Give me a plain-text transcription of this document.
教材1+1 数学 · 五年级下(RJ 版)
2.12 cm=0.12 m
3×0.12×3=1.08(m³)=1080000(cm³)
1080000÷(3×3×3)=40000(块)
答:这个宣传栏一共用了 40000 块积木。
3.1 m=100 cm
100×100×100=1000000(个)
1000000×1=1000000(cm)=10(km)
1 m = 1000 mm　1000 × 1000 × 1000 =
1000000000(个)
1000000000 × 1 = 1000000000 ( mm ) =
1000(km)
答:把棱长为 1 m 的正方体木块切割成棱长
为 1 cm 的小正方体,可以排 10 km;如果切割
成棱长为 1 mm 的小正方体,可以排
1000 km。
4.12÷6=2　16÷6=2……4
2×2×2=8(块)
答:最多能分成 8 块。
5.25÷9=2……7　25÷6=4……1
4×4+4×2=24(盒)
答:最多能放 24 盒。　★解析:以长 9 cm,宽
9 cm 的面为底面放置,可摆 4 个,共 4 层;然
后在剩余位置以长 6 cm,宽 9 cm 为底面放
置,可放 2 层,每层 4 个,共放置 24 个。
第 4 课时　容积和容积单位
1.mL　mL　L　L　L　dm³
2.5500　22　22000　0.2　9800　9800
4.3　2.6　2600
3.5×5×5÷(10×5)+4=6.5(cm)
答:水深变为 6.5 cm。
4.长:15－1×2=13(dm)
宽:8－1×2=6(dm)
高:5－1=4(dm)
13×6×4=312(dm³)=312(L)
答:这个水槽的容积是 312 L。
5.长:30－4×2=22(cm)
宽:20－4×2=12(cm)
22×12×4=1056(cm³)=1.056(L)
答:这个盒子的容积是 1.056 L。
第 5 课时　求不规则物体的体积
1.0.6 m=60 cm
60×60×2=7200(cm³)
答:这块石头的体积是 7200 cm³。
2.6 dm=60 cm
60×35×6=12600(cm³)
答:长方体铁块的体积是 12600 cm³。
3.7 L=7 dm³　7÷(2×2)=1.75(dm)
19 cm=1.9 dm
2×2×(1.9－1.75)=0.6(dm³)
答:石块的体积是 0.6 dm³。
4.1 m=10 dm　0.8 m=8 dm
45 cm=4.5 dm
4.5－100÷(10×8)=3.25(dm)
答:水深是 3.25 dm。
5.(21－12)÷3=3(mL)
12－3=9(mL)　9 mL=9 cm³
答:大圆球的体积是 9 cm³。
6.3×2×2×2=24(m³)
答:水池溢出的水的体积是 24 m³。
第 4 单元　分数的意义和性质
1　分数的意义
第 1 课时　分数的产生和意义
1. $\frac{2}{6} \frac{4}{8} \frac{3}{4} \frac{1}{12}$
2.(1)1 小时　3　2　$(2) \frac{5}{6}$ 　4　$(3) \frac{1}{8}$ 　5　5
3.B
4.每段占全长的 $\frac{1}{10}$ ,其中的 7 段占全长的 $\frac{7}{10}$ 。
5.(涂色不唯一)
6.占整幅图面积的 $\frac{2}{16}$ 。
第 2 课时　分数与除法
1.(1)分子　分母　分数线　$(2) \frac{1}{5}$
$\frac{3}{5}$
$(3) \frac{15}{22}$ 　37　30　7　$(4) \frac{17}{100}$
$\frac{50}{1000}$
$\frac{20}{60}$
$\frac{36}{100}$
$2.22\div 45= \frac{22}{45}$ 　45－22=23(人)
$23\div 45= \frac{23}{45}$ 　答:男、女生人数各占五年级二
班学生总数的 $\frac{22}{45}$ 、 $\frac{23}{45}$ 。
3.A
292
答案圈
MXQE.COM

* * * * * * *

Problem details:
Pick out the lines above that hold the string "的小正方体" and show them.

Solution below:
为 1 cm 的小正方体,可以排 10 km;如果切割
成棱长为 1 mm 的小正方体,可以排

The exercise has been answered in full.